GOAL ▸ Reproduce the entries below in full, word for word.

start AVAILABLE RECORDS

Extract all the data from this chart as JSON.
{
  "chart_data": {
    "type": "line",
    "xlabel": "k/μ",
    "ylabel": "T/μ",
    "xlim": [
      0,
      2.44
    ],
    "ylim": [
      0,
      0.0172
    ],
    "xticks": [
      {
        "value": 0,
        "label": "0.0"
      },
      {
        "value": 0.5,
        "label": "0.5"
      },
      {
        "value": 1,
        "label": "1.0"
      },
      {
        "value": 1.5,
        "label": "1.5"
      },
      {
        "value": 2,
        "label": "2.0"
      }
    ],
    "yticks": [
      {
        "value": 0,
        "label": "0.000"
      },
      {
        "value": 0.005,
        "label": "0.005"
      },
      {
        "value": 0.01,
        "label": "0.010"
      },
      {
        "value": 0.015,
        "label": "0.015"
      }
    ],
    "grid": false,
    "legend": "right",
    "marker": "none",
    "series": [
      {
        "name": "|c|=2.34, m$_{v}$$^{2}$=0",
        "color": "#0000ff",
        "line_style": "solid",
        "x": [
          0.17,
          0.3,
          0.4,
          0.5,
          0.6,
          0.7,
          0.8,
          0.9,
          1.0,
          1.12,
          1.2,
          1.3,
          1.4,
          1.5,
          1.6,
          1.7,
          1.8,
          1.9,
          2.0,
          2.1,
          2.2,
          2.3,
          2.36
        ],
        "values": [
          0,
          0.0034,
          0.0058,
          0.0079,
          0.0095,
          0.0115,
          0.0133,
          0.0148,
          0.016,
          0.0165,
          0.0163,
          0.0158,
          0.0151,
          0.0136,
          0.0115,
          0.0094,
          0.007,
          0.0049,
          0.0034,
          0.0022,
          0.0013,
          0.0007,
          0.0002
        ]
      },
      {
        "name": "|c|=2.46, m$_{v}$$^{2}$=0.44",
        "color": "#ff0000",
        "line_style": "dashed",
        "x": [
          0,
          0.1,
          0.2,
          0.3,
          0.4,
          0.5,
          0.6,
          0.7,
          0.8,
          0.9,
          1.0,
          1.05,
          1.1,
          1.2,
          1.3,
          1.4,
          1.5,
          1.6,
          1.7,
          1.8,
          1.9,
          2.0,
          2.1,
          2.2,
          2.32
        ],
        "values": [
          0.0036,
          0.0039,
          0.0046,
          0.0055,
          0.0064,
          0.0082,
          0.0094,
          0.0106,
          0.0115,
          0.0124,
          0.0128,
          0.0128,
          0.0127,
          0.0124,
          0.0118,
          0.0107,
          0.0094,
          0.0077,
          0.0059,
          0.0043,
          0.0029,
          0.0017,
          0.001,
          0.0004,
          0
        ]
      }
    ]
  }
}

end AVAILABLE RECORDS

RESPONSE ▸
Extract all the data from this chart as JSON.
{
  "chart_data": {
    "type": "line",
    "xlabel": "k/μ",
    "ylabel": "T/μ",
    "xlim": [
      0,
      2.44
    ],
    "ylim": [
      0,
      0.0172
    ],
    "xticks": [
      {
        "value": 0,
        "label": "0.0"
      },
      {
        "value": 0.5,
        "label": "0.5"
      },
      {
        "value": 1,
        "label": "1.0"
      },
      {
        "value": 1.5,
        "label": "1.5"
      },
      {
        "value": 2,
        "label": "2.0"
      }
    ],
    "yticks": [
      {
        "value": 0,
        "label": "0.000"
      },
      {
        "value": 0.005,
        "label": "0.005"
      },
      {
        "value": 0.01,
        "label": "0.010"
      },
      {
        "value": 0.015,
        "label": "0.015"
      }
    ],
    "grid": false,
    "legend": "right",
    "marker": "none",
    "series": [
      {
        "name": "|c|=2.34, m$_{v}$$^{2}$=0",
        "color": "#0000ff",
        "line_style": "solid",
        "x": [
          0.17,
          0.3,
          0.4,
          0.5,
          0.6,
          0.7,
          0.8,
          0.9,
          1.0,
          1.12,
          1.2,
          1.3,
          1.4,
          1.5,
          1.6,
          1.7,
          1.8,
          1.9,
          2.0,
          2.1,
          2.2,
          2.3,
          2.36
        ],
        "values": [
          0,
          0.0034,
          0.0058,
          0.0079,
          0.0095,
          0.0115,
          0.0133,
          0.0148,
          0.016,
          0.0165,
          0.0163,
          0.0158,
          0.0151,
          0.0136,
          0.0115,
          0.0094,
          0.007,
          0.0049,
          0.0034,
          0.0022,
          0.0013,
          0.0007,
          0.0002
        ]
      },
      {
        "name": "|c|=2.46, m$_{v}$$^{2}$=0.44",
        "color": "#ff0000",
        "line_style": "dashed",
        "x": [
          0,
          0.1,
          0.2,
          0.3,
          0.4,
          0.5,
          0.6,
          0.7,
          0.8,
          0.9,
          1.0,
          1.05,
          1.1,
          1.2,
          1.3,
          1.4,
          1.5,
          1.6,
          1.7,
          1.8,
          1.9,
          2.0,
          2.1,
          2.2,
          2.32
        ],
        "values": [
          0.0036,
          0.0039,
          0.0046,
          0.0055,
          0.0064,
          0.0082,
          0.0094,
          0.0106,
          0.0115,
          0.0124,
          0.0128,
          0.0128,
          0.0127,
          0.0124,
          0.0118,
          0.0107,
          0.0094,
          0.0077,
          0.0059,
          0.0043,
          0.0029,
          0.0017,
          0.001,
          0.0004,
          0
        ]
      }
    ]
  }
}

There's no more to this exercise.